### Records supplied:
::::

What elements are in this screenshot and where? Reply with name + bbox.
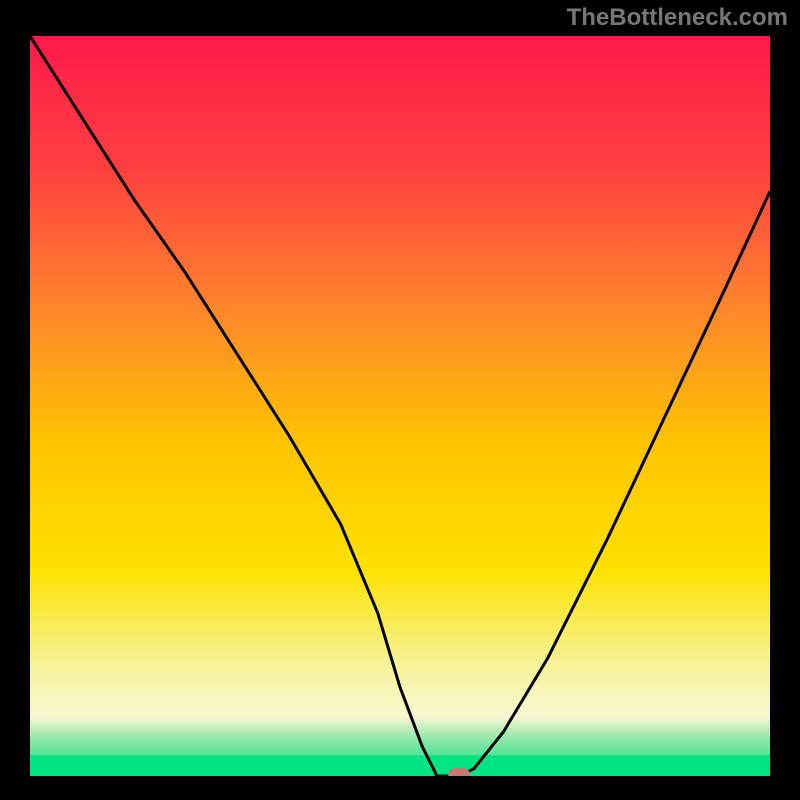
green-threshold-band [30,755,770,776]
watermark-text: TheBottleneck.com [0,0,800,32]
current-config-marker [448,768,470,776]
chart-canvas [30,36,770,776]
bottleneck-chart [0,32,800,800]
gradient-background [30,36,770,776]
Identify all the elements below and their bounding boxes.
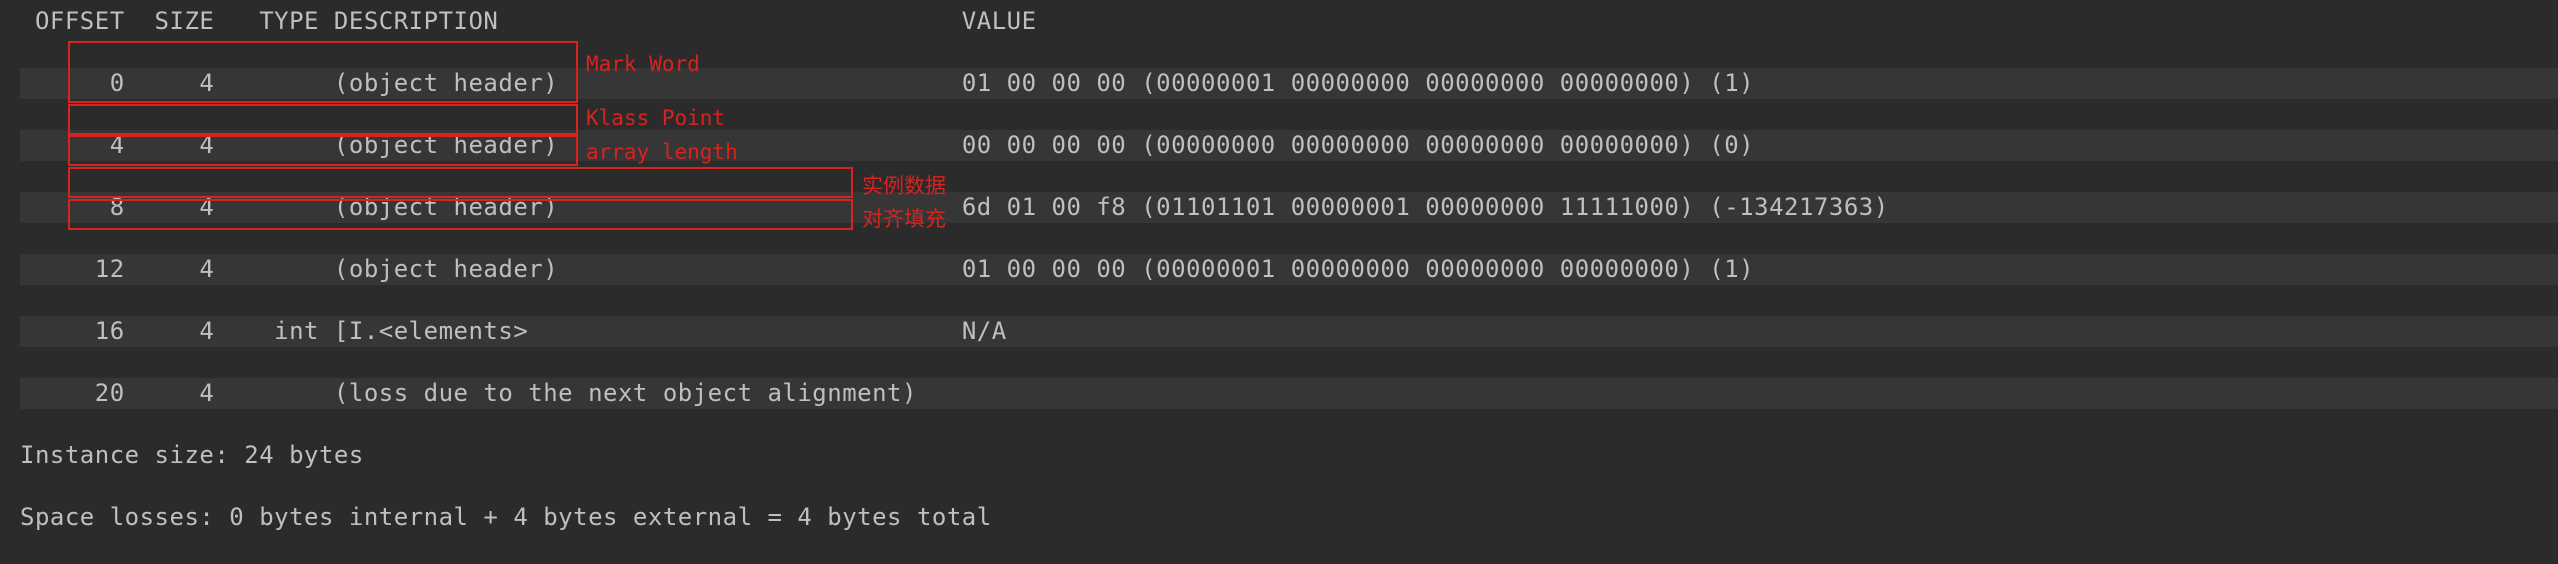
- instance-size-line: Instance size: 24 bytes: [20, 440, 2558, 471]
- layout-row: 4 4 (object header) 00 00 00 00 (0000000…: [20, 130, 2558, 161]
- annotation-label-alignment-padding: 对齐填充: [862, 203, 946, 233]
- row-left: 0 4 (object header): [20, 69, 962, 97]
- annotation-label-mark-word: Mark Word: [586, 52, 700, 76]
- row-left: 8 4 (object header): [20, 193, 962, 221]
- layout-row: 8 4 (object header) 6d 01 00 f8 (0110110…: [20, 192, 2558, 223]
- row-left: 16 4 int [I.<elements>: [20, 317, 962, 345]
- layout-row: 20 4 (loss due to the next object alignm…: [20, 378, 2558, 409]
- header-text: OFFSET SIZE TYPE DESCRIPTION VALUE: [20, 7, 1037, 35]
- layout-row: 16 4 int [I.<elements> N/A: [20, 316, 2558, 347]
- layout-row: 12 4 (object header) 01 00 00 00 (000000…: [20, 254, 2558, 285]
- annotation-label-instance-data: 实例数据: [862, 170, 946, 200]
- row-value: 01 00 00 00 (00000001 00000000 00000000 …: [962, 255, 1754, 283]
- layout-text-block: OFFSET SIZE TYPE DESCRIPTION VALUE 0 4 (…: [0, 6, 2558, 564]
- row-left: 4 4 (object header): [20, 131, 962, 159]
- row-value: N/A: [962, 317, 1007, 345]
- layout-row: 0 4 (object header) 01 00 00 00 (0000000…: [20, 68, 2558, 99]
- row-left: 12 4 (object header): [20, 255, 962, 283]
- row-value: 01 00 00 00 (00000001 00000000 00000000 …: [962, 69, 1754, 97]
- row-value: 6d 01 00 f8 (01101101 00000001 00000000 …: [962, 193, 1889, 221]
- annotation-label-klass-point: Klass Point: [586, 106, 725, 130]
- space-losses-line: Space losses: 0 bytes internal + 4 bytes…: [20, 502, 2558, 533]
- row-left: 20 4 (loss due to the next object alignm…: [20, 379, 917, 407]
- annotation-label-array-length: array length: [586, 140, 738, 164]
- jol-layout-panel: OFFSET SIZE TYPE DESCRIPTION VALUE 0 4 (…: [0, 0, 2558, 506]
- header-row: OFFSET SIZE TYPE DESCRIPTION VALUE: [20, 6, 2558, 37]
- row-value: 00 00 00 00 (00000000 00000000 00000000 …: [962, 131, 1754, 159]
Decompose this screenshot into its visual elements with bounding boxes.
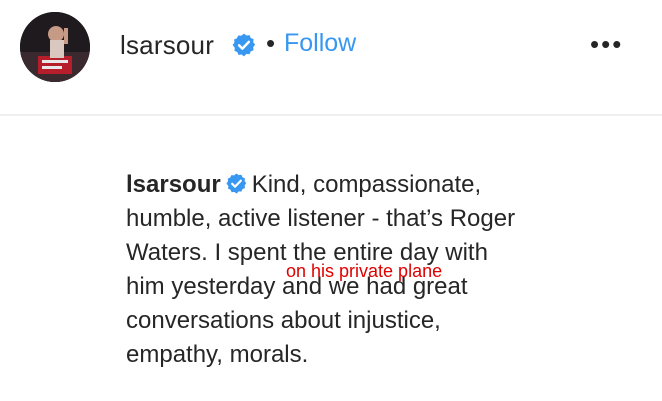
header-separator: • <box>266 28 276 58</box>
overlay-annotation: on his private plane <box>286 261 443 281</box>
caption-line: conversations about injustice, <box>126 307 441 334</box>
caption-line: empathy, morals. <box>126 341 309 368</box>
instagram-post: lsarsour • Follow ••• lsarsour Kind, comp… <box>0 0 662 401</box>
caption-username[interactable]: lsarsour <box>126 171 221 198</box>
verified-badge-icon <box>232 33 256 57</box>
avatar-photo <box>20 12 90 82</box>
caption-line: Kind, compassionate, <box>251 171 482 198</box>
follow-button[interactable]: Follow <box>284 29 356 58</box>
caption-verified-badge-icon <box>226 173 246 194</box>
caption-line: humble, active listener - that’s Roger <box>126 205 516 232</box>
post-header: lsarsour • Follow ••• <box>0 0 662 92</box>
avatar[interactable] <box>20 12 90 82</box>
more-options-icon[interactable]: ••• <box>590 29 623 60</box>
header-divider <box>0 114 662 116</box>
header-username[interactable]: lsarsour <box>120 30 214 61</box>
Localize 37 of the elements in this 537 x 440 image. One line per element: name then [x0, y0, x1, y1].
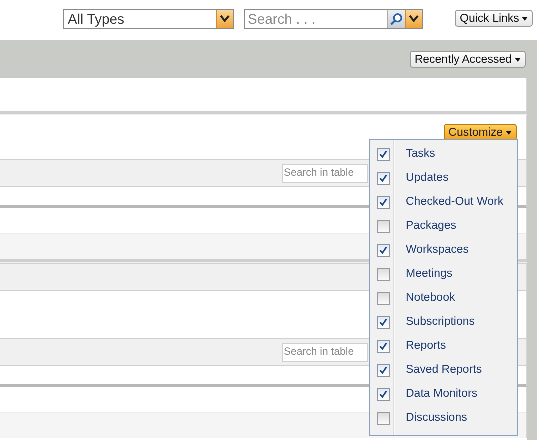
checkbox[interactable] [377, 148, 390, 160]
checkbox[interactable] [377, 364, 390, 376]
chevron-icon [220, 15, 230, 23]
table-search-field[interactable]: Search in table [282, 342, 368, 362]
checkbox[interactable] [377, 196, 390, 208]
menu-item-label[interactable]: Checked-Out Work [406, 196, 504, 208]
menu-item-label[interactable]: Discussions [406, 412, 468, 424]
caret-icon [522, 16, 528, 20]
checkbox[interactable] [377, 172, 390, 184]
menu-item-label[interactable]: Data Monitors [406, 388, 478, 400]
checkbox[interactable] [377, 340, 390, 352]
menu-item-label[interactable]: Packages [406, 220, 457, 232]
menu-item-label[interactable]: Updates [406, 172, 449, 184]
dropdown-button[interactable] [405, 9, 423, 29]
checkbox[interactable] [377, 412, 390, 424]
menu-item-label[interactable]: Saved Reports [406, 364, 482, 376]
search-button[interactable] [387, 9, 405, 29]
recently-accessed-button[interactable]: Recently Accessed [410, 51, 526, 68]
checkbox[interactable] [377, 244, 390, 256]
menu-item-label[interactable]: Tasks [406, 148, 436, 160]
caret-icon [515, 58, 521, 62]
menu-item-label[interactable]: Workspaces [406, 244, 470, 256]
quick-links-button[interactable]: Quick Links [455, 10, 534, 27]
type-select[interactable]: All Types [63, 9, 234, 29]
search-field[interactable]: Search . . . [244, 9, 387, 29]
checkbox[interactable] [377, 220, 390, 232]
table-search-field[interactable]: Search in table [282, 164, 368, 182]
checkbox[interactable] [377, 268, 390, 280]
checkbox[interactable] [377, 316, 390, 328]
chevron-icon [409, 15, 419, 23]
menu-item-label[interactable]: Notebook [406, 292, 456, 304]
caret-icon [506, 130, 512, 134]
menu-item-label[interactable]: Reports [406, 340, 446, 352]
checkbox[interactable] [377, 292, 390, 304]
menu-item-label[interactable]: Meetings [406, 268, 453, 280]
checkbox[interactable] [377, 388, 390, 400]
menu-item-label[interactable]: Subscriptions [406, 316, 476, 328]
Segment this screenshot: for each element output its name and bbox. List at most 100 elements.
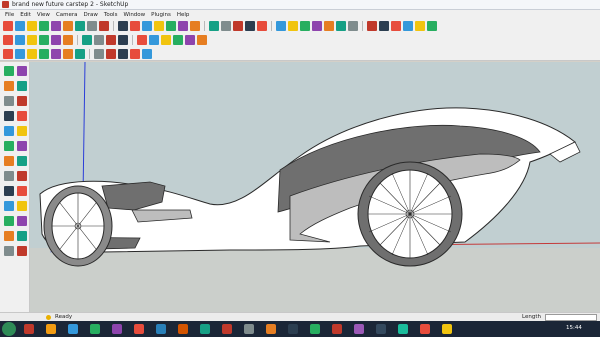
- push-pull-icon[interactable]: [17, 126, 27, 136]
- section-plane-icon[interactable]: [403, 21, 413, 31]
- textured-icon[interactable]: [185, 35, 195, 45]
- shadows-icon[interactable]: [94, 35, 104, 45]
- back-view-icon[interactable]: [51, 48, 61, 59]
- position-camera-icon[interactable]: [367, 21, 377, 31]
- scene-canvas[interactable]: [30, 62, 600, 312]
- layers-panel-icon[interactable]: [118, 48, 128, 59]
- scale-icon[interactable]: [178, 21, 188, 31]
- menu-draw[interactable]: Draw: [84, 12, 98, 18]
- pencil-icon[interactable]: [4, 81, 14, 91]
- menu-plugins[interactable]: Plugins: [151, 12, 171, 18]
- bottom-view-icon[interactable]: [75, 48, 85, 59]
- taskbar-app-icon[interactable]: [200, 324, 210, 334]
- menu-file[interactable]: File: [5, 12, 14, 18]
- protractor-icon[interactable]: [17, 186, 27, 196]
- right-view-icon[interactable]: [39, 48, 49, 59]
- group-icon[interactable]: [15, 35, 25, 45]
- zoom-icon[interactable]: [17, 231, 27, 241]
- offset-icon[interactable]: [142, 21, 152, 31]
- freehand-icon[interactable]: [99, 21, 109, 31]
- taskbar-app-icon[interactable]: [134, 324, 144, 334]
- dimension-icon[interactable]: [4, 186, 14, 196]
- menu-window[interactable]: Window: [123, 12, 145, 18]
- taskbar-app-icon[interactable]: [398, 324, 408, 334]
- taskbar-app-icon[interactable]: [156, 324, 166, 334]
- photo-icon[interactable]: [142, 48, 152, 59]
- protractor-icon[interactable]: [221, 21, 231, 31]
- arc-icon[interactable]: [4, 111, 14, 121]
- walk-icon[interactable]: [379, 21, 389, 31]
- taskbar-app-icon[interactable]: [178, 324, 188, 334]
- circle-icon[interactable]: [17, 96, 27, 106]
- materials-icon[interactable]: [27, 35, 37, 45]
- arc-icon[interactable]: [75, 21, 85, 31]
- system-clock[interactable]: 15:44: [566, 325, 582, 331]
- zoom-icon[interactable]: [300, 21, 310, 31]
- taskbar-app-icon[interactable]: [332, 324, 342, 334]
- rectangle-icon[interactable]: [4, 96, 14, 106]
- taskbar-app-icon[interactable]: [310, 324, 320, 334]
- menu-help[interactable]: Help: [177, 12, 190, 18]
- 3d-text-icon[interactable]: [257, 21, 267, 31]
- select-icon[interactable]: [4, 66, 14, 76]
- text-icon[interactable]: [233, 21, 243, 31]
- dimension-icon[interactable]: [209, 21, 219, 31]
- shaded-icon[interactable]: [173, 35, 183, 45]
- zoom-window-icon[interactable]: [4, 246, 14, 256]
- taskbar-app-icon[interactable]: [288, 324, 298, 334]
- taskbar-app-icon[interactable]: [376, 324, 386, 334]
- move-icon[interactable]: [154, 21, 164, 31]
- menu-tools[interactable]: Tools: [104, 12, 118, 18]
- taskbar-app-icon[interactable]: [420, 324, 430, 334]
- orbit-icon[interactable]: [17, 216, 27, 226]
- back-edges-icon[interactable]: [137, 35, 147, 45]
- styles-icon[interactable]: [82, 35, 92, 45]
- fog-icon[interactable]: [106, 35, 116, 45]
- move-icon[interactable]: [4, 156, 14, 166]
- line-icon[interactable]: [39, 21, 49, 31]
- pan-icon[interactable]: [4, 231, 14, 241]
- pan-icon[interactable]: [288, 21, 298, 31]
- previous-view-icon[interactable]: [336, 21, 346, 31]
- menu-view[interactable]: View: [37, 12, 50, 18]
- line-icon[interactable]: [17, 81, 27, 91]
- taskbar-app-icon[interactable]: [266, 324, 276, 334]
- hidden-line-icon[interactable]: [161, 35, 171, 45]
- offset-icon[interactable]: [17, 141, 27, 151]
- share-model-icon[interactable]: [427, 21, 437, 31]
- tape-measure-icon[interactable]: [17, 171, 27, 181]
- start-button[interactable]: [2, 322, 16, 336]
- look-around-icon[interactable]: [391, 21, 401, 31]
- pencil-icon[interactable]: [27, 21, 37, 31]
- layers-icon[interactable]: [39, 35, 49, 45]
- follow-me-icon[interactable]: [4, 141, 14, 151]
- taskbar-app-icon[interactable]: [90, 324, 100, 334]
- eraser-icon[interactable]: [17, 66, 27, 76]
- menu-camera[interactable]: Camera: [56, 12, 78, 18]
- axes-icon[interactable]: [17, 201, 27, 211]
- follow-me-icon[interactable]: [130, 21, 140, 31]
- text-icon[interactable]: [4, 201, 14, 211]
- taskbar-app-icon[interactable]: [24, 324, 34, 334]
- rectangle-icon[interactable]: [51, 21, 61, 31]
- taskbar-app-icon[interactable]: [442, 324, 452, 334]
- taskbar-app-icon[interactable]: [244, 324, 254, 334]
- freehand-icon[interactable]: [4, 126, 14, 136]
- flag-icon[interactable]: [106, 48, 116, 59]
- eraser-icon[interactable]: [15, 21, 25, 31]
- get-models-icon[interactable]: [415, 21, 425, 31]
- taskbar-app-icon[interactable]: [354, 324, 364, 334]
- drawing-viewport[interactable]: [30, 62, 600, 312]
- taskbar-app-icon[interactable]: [46, 324, 56, 334]
- monochrome-icon[interactable]: [197, 35, 207, 45]
- axes-icon[interactable]: [245, 21, 255, 31]
- wireframe-icon[interactable]: [149, 35, 159, 45]
- zoom-extents-icon[interactable]: [17, 246, 27, 256]
- top-view-icon[interactable]: [15, 48, 25, 59]
- rotate-icon[interactable]: [17, 156, 27, 166]
- zoom-extents-icon[interactable]: [324, 21, 334, 31]
- orbit-icon[interactable]: [276, 21, 286, 31]
- polygon-icon[interactable]: [17, 111, 27, 121]
- menu-edit[interactable]: Edit: [20, 12, 31, 18]
- circle-icon[interactable]: [63, 21, 73, 31]
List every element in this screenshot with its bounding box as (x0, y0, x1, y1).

::::

### Set problem:
Copy out the entries verbatim, beginning at the line that contains "- instance-size-line: Instance" and ending after the line that contains "- annotation-label-array-length: array".

### Full answer:
- instance-size-line: Instance size: 24 bytes: [20, 440, 2558, 471]
- layout-row: 4 4 (object header) 00 00 00 00 (0000000…: [20, 130, 2558, 161]
- annotation-label-alignment-padding: 对齐填充: [862, 203, 946, 233]
- row-left: 0 4 (object header): [20, 69, 962, 97]
- annotation-label-mark-word: Mark Word: [586, 52, 700, 76]
- row-left: 8 4 (object header): [20, 193, 962, 221]
- layout-row: 8 4 (object header) 6d 01 00 f8 (0110110…: [20, 192, 2558, 223]
- row-left: 16 4 int [I.<elements>: [20, 317, 962, 345]
- layout-row: 20 4 (loss due to the next object alignm…: [20, 378, 2558, 409]
- header-text: OFFSET SIZE TYPE DESCRIPTION VALUE: [20, 7, 1037, 35]
- layout-row: 16 4 int [I.<elements> N/A: [20, 316, 2558, 347]
- layout-row: 12 4 (object header) 01 00 00 00 (000000…: [20, 254, 2558, 285]
- annotation-label-instance-data: 实例数据: [862, 170, 946, 200]
- row-value: 01 00 00 00 (00000001 00000000 00000000 …: [962, 255, 1754, 283]
- layout-text-block: OFFSET SIZE TYPE DESCRIPTION VALUE 0 4 (…: [0, 6, 2558, 564]
- row-left: 4 4 (object header): [20, 131, 962, 159]
- row-value: N/A: [962, 317, 1007, 345]
- layout-row: 0 4 (object header) 01 00 00 00 (0000000…: [20, 68, 2558, 99]
- row-left: 12 4 (object header): [20, 255, 962, 283]
- row-value: 01 00 00 00 (00000001 00000000 00000000 …: [962, 69, 1754, 97]
- row-value: 6d 01 00 f8 (01101101 00000001 00000000 …: [962, 193, 1889, 221]
- annotation-label-klass-point: Klass Point: [586, 106, 725, 130]
- space-losses-line: Space losses: 0 bytes internal + 4 bytes…: [20, 502, 2558, 533]
- row-left: 20 4 (loss due to the next object alignm…: [20, 379, 917, 407]
- annotation-label-array-length: array length: [586, 140, 738, 164]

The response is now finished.